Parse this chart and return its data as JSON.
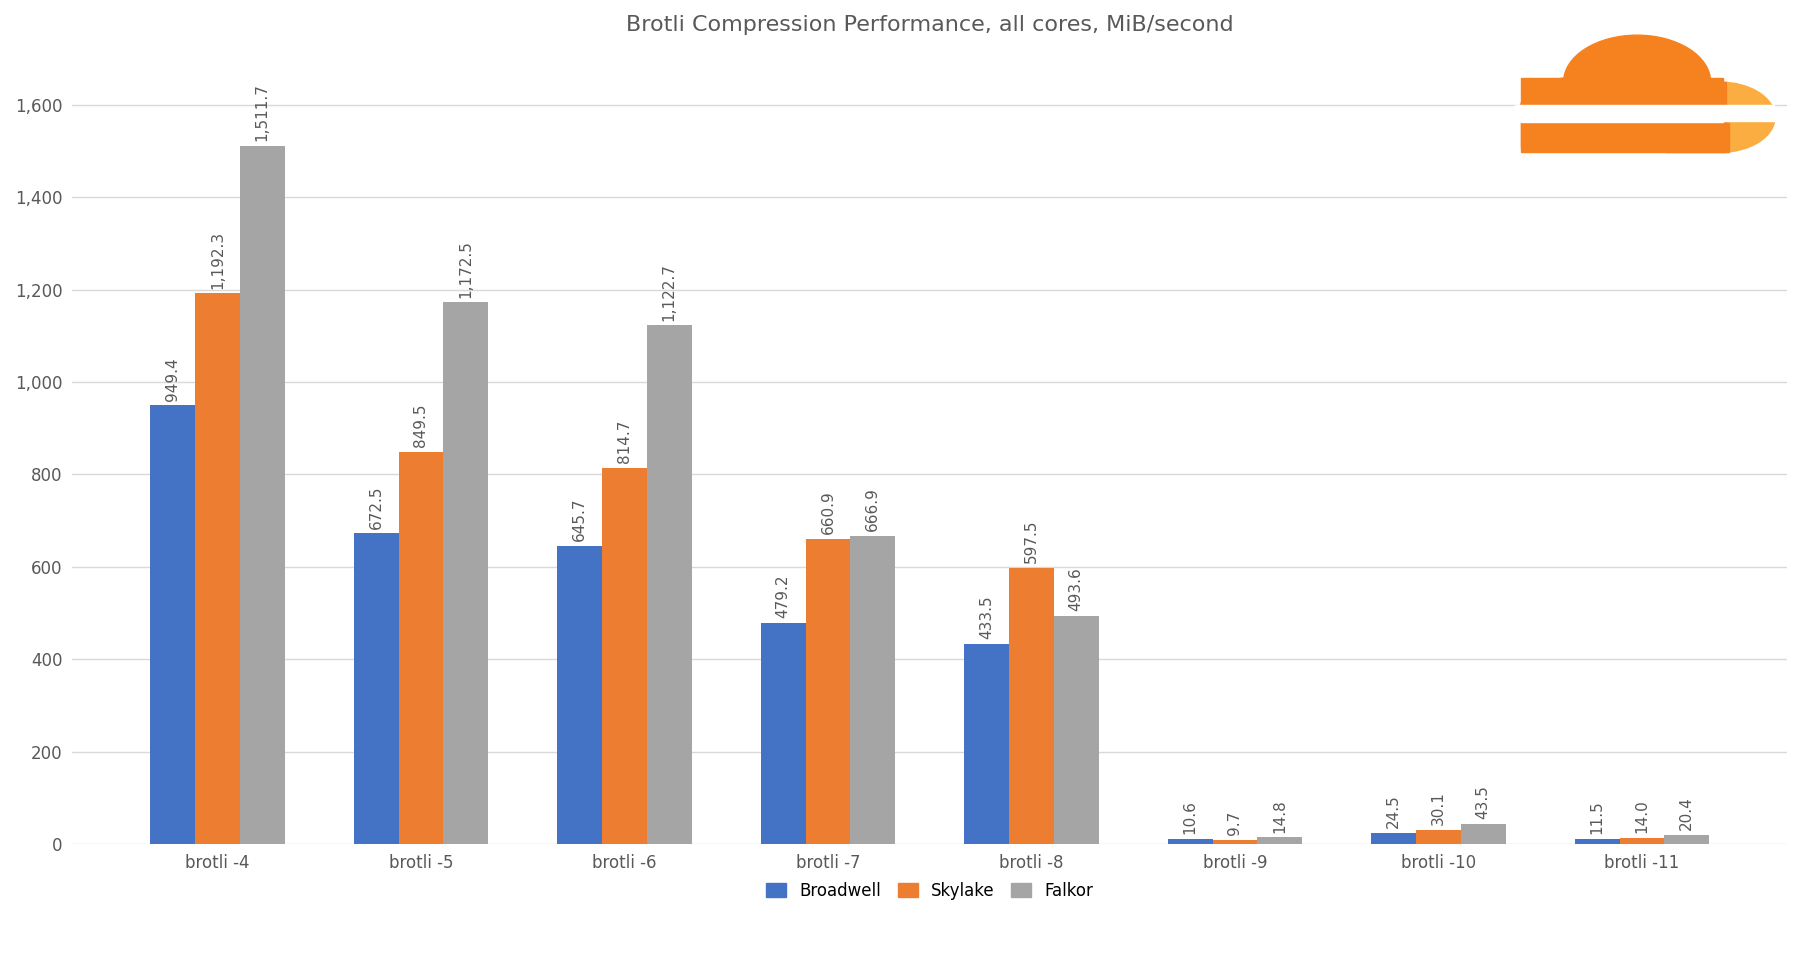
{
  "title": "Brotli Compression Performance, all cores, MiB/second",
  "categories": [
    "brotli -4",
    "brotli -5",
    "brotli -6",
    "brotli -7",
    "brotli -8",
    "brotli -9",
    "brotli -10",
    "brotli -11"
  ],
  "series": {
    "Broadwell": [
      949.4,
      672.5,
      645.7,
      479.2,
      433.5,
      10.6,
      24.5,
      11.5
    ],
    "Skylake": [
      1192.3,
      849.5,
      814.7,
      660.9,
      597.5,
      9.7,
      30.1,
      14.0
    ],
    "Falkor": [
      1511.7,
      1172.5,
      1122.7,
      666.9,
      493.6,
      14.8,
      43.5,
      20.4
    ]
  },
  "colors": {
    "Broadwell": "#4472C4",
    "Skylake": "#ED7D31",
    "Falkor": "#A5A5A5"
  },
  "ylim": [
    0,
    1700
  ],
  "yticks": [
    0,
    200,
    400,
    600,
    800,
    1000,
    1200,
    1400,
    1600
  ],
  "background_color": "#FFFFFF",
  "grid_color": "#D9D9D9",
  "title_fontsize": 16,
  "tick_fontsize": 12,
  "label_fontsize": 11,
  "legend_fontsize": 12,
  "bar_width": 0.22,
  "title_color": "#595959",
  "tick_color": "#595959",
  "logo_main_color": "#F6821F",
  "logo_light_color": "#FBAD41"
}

__________

▶ **Exercise description**
Copy out the entries verbatim and leave the images out.

▶ **Finished exercise**
Parse this chart and return its data as JSON.
{
  "title": "Brotli Compression Performance, all cores, MiB/second",
  "categories": [
    "brotli -4",
    "brotli -5",
    "brotli -6",
    "brotli -7",
    "brotli -8",
    "brotli -9",
    "brotli -10",
    "brotli -11"
  ],
  "series": {
    "Broadwell": [
      949.4,
      672.5,
      645.7,
      479.2,
      433.5,
      10.6,
      24.5,
      11.5
    ],
    "Skylake": [
      1192.3,
      849.5,
      814.7,
      660.9,
      597.5,
      9.7,
      30.1,
      14.0
    ],
    "Falkor": [
      1511.7,
      1172.5,
      1122.7,
      666.9,
      493.6,
      14.8,
      43.5,
      20.4
    ]
  },
  "colors": {
    "Broadwell": "#4472C4",
    "Skylake": "#ED7D31",
    "Falkor": "#A5A5A5"
  },
  "ylim": [
    0,
    1700
  ],
  "yticks": [
    0,
    200,
    400,
    600,
    800,
    1000,
    1200,
    1400,
    1600
  ],
  "background_color": "#FFFFFF",
  "grid_color": "#D9D9D9",
  "title_fontsize": 16,
  "tick_fontsize": 12,
  "label_fontsize": 11,
  "legend_fontsize": 12,
  "bar_width": 0.22,
  "title_color": "#595959",
  "tick_color": "#595959",
  "logo_main_color": "#F6821F",
  "logo_light_color": "#FBAD41"
}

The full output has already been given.